[Saved entries]
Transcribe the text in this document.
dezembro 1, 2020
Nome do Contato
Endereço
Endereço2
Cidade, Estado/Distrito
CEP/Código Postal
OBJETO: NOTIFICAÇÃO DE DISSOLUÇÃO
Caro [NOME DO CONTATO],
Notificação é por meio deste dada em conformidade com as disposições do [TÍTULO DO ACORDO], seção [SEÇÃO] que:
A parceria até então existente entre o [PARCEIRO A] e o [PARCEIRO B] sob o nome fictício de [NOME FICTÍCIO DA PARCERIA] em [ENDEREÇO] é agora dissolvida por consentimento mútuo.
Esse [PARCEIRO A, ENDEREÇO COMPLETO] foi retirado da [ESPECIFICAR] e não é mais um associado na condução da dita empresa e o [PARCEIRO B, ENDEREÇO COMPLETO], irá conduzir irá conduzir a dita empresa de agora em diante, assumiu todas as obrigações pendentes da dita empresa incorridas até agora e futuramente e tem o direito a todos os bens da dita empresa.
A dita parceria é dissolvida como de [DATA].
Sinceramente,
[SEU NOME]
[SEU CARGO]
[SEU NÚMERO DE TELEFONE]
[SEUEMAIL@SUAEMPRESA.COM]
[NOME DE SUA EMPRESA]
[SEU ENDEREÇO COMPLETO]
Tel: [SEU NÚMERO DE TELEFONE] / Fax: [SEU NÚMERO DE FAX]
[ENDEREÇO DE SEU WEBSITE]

#### [Work instructions]
Give an exact repetition of all the material.

#### [Answer to this problem]
Transcribe the text in this document.
dezembro 1, 2020
Nome do Contato
Endereço
Endereço2
Cidade, Estado/Distrito
CEP/Código Postal
OBJETO: NOTIFICAÇÃO DE DISSOLUÇÃO
Caro [NOME DO CONTATO],
Notificação é por meio deste dada em conformidade com as disposições do [TÍTULO DO ACORDO], seção [SEÇÃO] que:
A parceria até então existente entre o [PARCEIRO A] e o [PARCEIRO B] sob o nome fictício de [NOME FICTÍCIO DA PARCERIA] em [ENDEREÇO] é agora dissolvida por consentimento mútuo.
Esse [PARCEIRO A, ENDEREÇO COMPLETO] foi retirado da [ESPECIFICAR] e não é mais um associado na condução da dita empresa e o [PARCEIRO B, ENDEREÇO COMPLETO], irá conduzir irá conduzir a dita empresa de agora em diante, assumiu todas as obrigações pendentes da dita empresa incorridas até agora e futuramente e tem o direito a todos os bens da dita empresa.
A dita parceria é dissolvida como de [DATA].
Sinceramente,
[SEU NOME]
[SEU CARGO]
[SEU NÚMERO DE TELEFONE]
[SEUEMAIL@SUAEMPRESA.COM]
[NOME DE SUA EMPRESA]
[SEU ENDEREÇO COMPLETO]
Tel: [SEU NÚMERO DE TELEFONE] / Fax: [SEU NÚMERO DE FAX]
[ENDEREÇO DE SEU WEBSITE]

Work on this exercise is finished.